- [WORK TO BE COMPLETED]
Make an exact copy of the records, with the images left out.

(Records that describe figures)
-- start --
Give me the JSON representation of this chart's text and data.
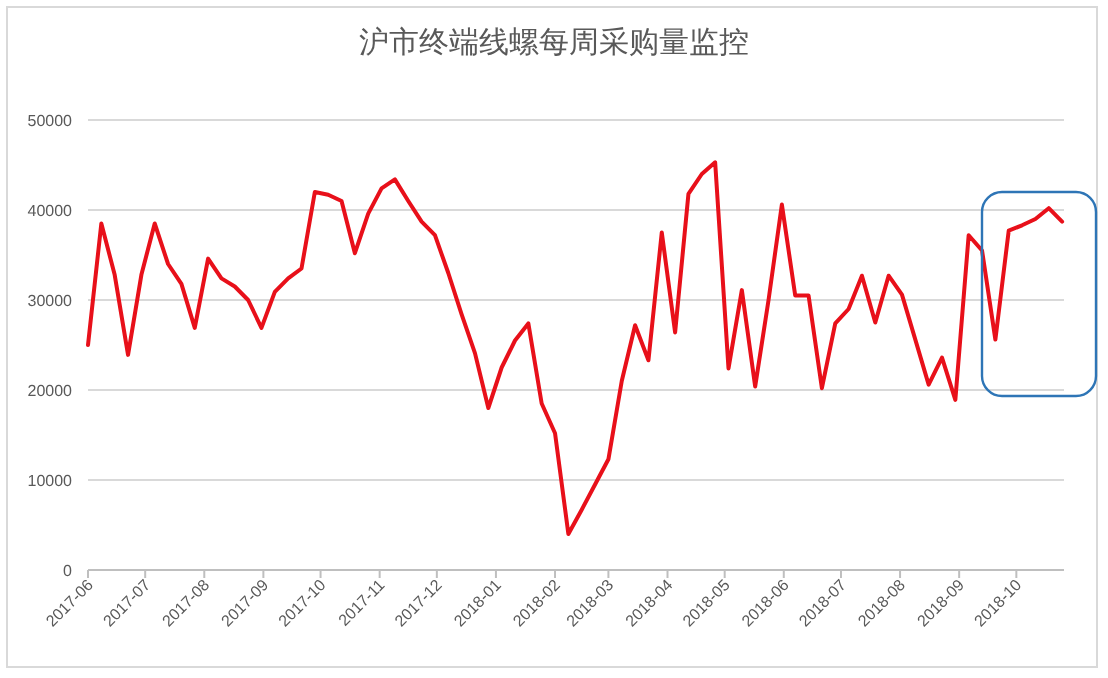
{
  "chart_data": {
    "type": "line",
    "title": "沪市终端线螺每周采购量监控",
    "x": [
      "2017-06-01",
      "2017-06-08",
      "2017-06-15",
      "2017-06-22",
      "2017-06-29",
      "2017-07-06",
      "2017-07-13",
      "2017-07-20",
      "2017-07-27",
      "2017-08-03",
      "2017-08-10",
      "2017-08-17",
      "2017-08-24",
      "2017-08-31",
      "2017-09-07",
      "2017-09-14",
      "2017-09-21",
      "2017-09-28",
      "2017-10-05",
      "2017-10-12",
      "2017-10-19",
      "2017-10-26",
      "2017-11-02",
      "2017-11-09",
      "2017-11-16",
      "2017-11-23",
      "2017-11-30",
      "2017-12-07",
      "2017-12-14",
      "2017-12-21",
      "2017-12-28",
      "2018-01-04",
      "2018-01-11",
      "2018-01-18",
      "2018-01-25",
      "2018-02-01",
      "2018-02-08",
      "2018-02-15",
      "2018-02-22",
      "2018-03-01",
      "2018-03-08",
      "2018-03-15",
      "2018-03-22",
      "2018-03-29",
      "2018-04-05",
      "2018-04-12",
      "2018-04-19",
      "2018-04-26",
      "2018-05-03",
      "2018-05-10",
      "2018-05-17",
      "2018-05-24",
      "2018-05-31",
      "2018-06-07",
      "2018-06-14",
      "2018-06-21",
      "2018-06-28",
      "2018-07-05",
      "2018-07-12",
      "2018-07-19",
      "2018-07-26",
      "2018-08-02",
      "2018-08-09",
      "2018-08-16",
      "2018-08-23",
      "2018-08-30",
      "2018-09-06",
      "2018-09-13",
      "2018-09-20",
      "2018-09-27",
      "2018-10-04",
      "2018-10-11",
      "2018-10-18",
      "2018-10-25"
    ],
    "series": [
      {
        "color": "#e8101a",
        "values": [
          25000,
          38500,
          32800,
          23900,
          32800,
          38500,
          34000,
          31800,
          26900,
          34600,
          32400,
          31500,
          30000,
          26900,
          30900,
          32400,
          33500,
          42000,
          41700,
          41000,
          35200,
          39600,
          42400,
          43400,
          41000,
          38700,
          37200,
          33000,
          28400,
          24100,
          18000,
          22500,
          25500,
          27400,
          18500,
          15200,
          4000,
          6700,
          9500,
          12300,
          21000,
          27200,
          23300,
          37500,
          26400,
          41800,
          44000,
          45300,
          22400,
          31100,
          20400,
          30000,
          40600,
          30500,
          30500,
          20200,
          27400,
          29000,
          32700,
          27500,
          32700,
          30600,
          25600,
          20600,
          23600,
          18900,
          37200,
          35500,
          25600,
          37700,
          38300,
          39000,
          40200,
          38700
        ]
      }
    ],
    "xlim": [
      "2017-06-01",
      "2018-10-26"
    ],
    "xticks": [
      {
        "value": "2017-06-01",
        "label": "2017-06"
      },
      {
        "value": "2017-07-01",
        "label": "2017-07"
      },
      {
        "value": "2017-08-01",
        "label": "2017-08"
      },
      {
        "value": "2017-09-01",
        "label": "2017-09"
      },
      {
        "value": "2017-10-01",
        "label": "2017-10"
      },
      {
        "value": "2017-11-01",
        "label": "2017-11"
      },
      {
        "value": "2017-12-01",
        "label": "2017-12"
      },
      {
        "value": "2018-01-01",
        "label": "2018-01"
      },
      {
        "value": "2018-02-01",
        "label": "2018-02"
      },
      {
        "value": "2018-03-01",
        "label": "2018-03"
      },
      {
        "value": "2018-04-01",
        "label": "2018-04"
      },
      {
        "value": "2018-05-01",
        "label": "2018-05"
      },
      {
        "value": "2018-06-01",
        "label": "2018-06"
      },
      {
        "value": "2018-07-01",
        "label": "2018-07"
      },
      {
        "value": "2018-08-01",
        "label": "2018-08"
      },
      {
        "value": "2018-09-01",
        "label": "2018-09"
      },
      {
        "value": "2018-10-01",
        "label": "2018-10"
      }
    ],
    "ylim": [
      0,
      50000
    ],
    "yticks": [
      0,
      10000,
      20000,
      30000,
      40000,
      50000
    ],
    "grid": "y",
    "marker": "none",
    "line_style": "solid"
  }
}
-- end --
- [WRITTEN RESPONSE]
Give me the JSON representation of this chart's text and data.
{
  "chart_data": {
    "type": "line",
    "title": "沪市终端线螺每周采购量监控",
    "x": [
      "2017-06-01",
      "2017-06-08",
      "2017-06-15",
      "2017-06-22",
      "2017-06-29",
      "2017-07-06",
      "2017-07-13",
      "2017-07-20",
      "2017-07-27",
      "2017-08-03",
      "2017-08-10",
      "2017-08-17",
      "2017-08-24",
      "2017-08-31",
      "2017-09-07",
      "2017-09-14",
      "2017-09-21",
      "2017-09-28",
      "2017-10-05",
      "2017-10-12",
      "2017-10-19",
      "2017-10-26",
      "2017-11-02",
      "2017-11-09",
      "2017-11-16",
      "2017-11-23",
      "2017-11-30",
      "2017-12-07",
      "2017-12-14",
      "2017-12-21",
      "2017-12-28",
      "2018-01-04",
      "2018-01-11",
      "2018-01-18",
      "2018-01-25",
      "2018-02-01",
      "2018-02-08",
      "2018-02-15",
      "2018-02-22",
      "2018-03-01",
      "2018-03-08",
      "2018-03-15",
      "2018-03-22",
      "2018-03-29",
      "2018-04-05",
      "2018-04-12",
      "2018-04-19",
      "2018-04-26",
      "2018-05-03",
      "2018-05-10",
      "2018-05-17",
      "2018-05-24",
      "2018-05-31",
      "2018-06-07",
      "2018-06-14",
      "2018-06-21",
      "2018-06-28",
      "2018-07-05",
      "2018-07-12",
      "2018-07-19",
      "2018-07-26",
      "2018-08-02",
      "2018-08-09",
      "2018-08-16",
      "2018-08-23",
      "2018-08-30",
      "2018-09-06",
      "2018-09-13",
      "2018-09-20",
      "2018-09-27",
      "2018-10-04",
      "2018-10-11",
      "2018-10-18",
      "2018-10-25"
    ],
    "series": [
      {
        "color": "#e8101a",
        "values": [
          25000,
          38500,
          32800,
          23900,
          32800,
          38500,
          34000,
          31800,
          26900,
          34600,
          32400,
          31500,
          30000,
          26900,
          30900,
          32400,
          33500,
          42000,
          41700,
          41000,
          35200,
          39600,
          42400,
          43400,
          41000,
          38700,
          37200,
          33000,
          28400,
          24100,
          18000,
          22500,
          25500,
          27400,
          18500,
          15200,
          4000,
          6700,
          9500,
          12300,
          21000,
          27200,
          23300,
          37500,
          26400,
          41800,
          44000,
          45300,
          22400,
          31100,
          20400,
          30000,
          40600,
          30500,
          30500,
          20200,
          27400,
          29000,
          32700,
          27500,
          32700,
          30600,
          25600,
          20600,
          23600,
          18900,
          37200,
          35500,
          25600,
          37700,
          38300,
          39000,
          40200,
          38700
        ]
      }
    ],
    "xlim": [
      "2017-06-01",
      "2018-10-26"
    ],
    "xticks": [
      {
        "value": "2017-06-01",
        "label": "2017-06"
      },
      {
        "value": "2017-07-01",
        "label": "2017-07"
      },
      {
        "value": "2017-08-01",
        "label": "2017-08"
      },
      {
        "value": "2017-09-01",
        "label": "2017-09"
      },
      {
        "value": "2017-10-01",
        "label": "2017-10"
      },
      {
        "value": "2017-11-01",
        "label": "2017-11"
      },
      {
        "value": "2017-12-01",
        "label": "2017-12"
      },
      {
        "value": "2018-01-01",
        "label": "2018-01"
      },
      {
        "value": "2018-02-01",
        "label": "2018-02"
      },
      {
        "value": "2018-03-01",
        "label": "2018-03"
      },
      {
        "value": "2018-04-01",
        "label": "2018-04"
      },
      {
        "value": "2018-05-01",
        "label": "2018-05"
      },
      {
        "value": "2018-06-01",
        "label": "2018-06"
      },
      {
        "value": "2018-07-01",
        "label": "2018-07"
      },
      {
        "value": "2018-08-01",
        "label": "2018-08"
      },
      {
        "value": "2018-09-01",
        "label": "2018-09"
      },
      {
        "value": "2018-10-01",
        "label": "2018-10"
      }
    ],
    "ylim": [
      0,
      50000
    ],
    "yticks": [
      0,
      10000,
      20000,
      30000,
      40000,
      50000
    ],
    "grid": "y",
    "marker": "none",
    "line_style": "solid"
  }
}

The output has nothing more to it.